■ What you will do
Below is a listing to write out in full, exactly as given, without its pictures.

·····

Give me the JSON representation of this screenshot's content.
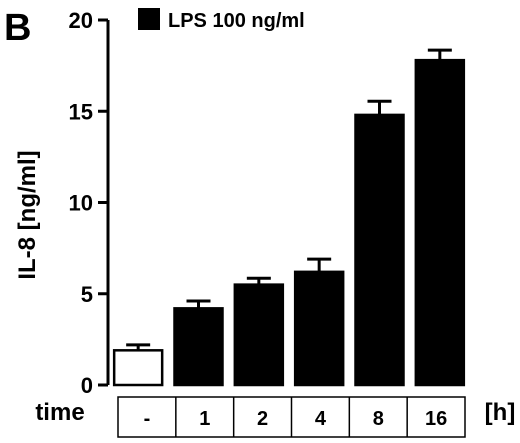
{
  "panel_label": "B",
  "chart_data": {
    "type": "bar",
    "categories": [
      "-",
      "1",
      "2",
      "4",
      "8",
      "16"
    ],
    "series": [
      {
        "name": "LPS 100 ng/ml",
        "values": [
          1.9,
          4.2,
          5.5,
          6.2,
          14.8,
          17.8
        ],
        "errors": [
          0.3,
          0.4,
          0.35,
          0.7,
          0.75,
          0.55
        ],
        "fills": [
          "#ffffff",
          "#000000",
          "#000000",
          "#000000",
          "#000000",
          "#000000"
        ]
      }
    ],
    "ylabel": "IL-8 [ng/ml]",
    "xlabel": "time",
    "x_unit": "[h]",
    "ylim": [
      0,
      20
    ],
    "yticks": [
      0,
      5,
      10,
      15,
      20
    ],
    "legend_position": "top-left",
    "grid": false
  }
}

·····

■ Solution below
Give me the JSON representation of this screenshot's content.
{
  "panel_label": "B",
  "chart_data": {
    "type": "bar",
    "categories": [
      "-",
      "1",
      "2",
      "4",
      "8",
      "16"
    ],
    "series": [
      {
        "name": "LPS 100 ng/ml",
        "values": [
          1.9,
          4.2,
          5.5,
          6.2,
          14.8,
          17.8
        ],
        "errors": [
          0.3,
          0.4,
          0.35,
          0.7,
          0.75,
          0.55
        ],
        "fills": [
          "#ffffff",
          "#000000",
          "#000000",
          "#000000",
          "#000000",
          "#000000"
        ]
      }
    ],
    "ylabel": "IL-8 [ng/ml]",
    "xlabel": "time",
    "x_unit": "[h]",
    "ylim": [
      0,
      20
    ],
    "yticks": [
      0,
      5,
      10,
      15,
      20
    ],
    "legend_position": "top-left",
    "grid": false
  }
}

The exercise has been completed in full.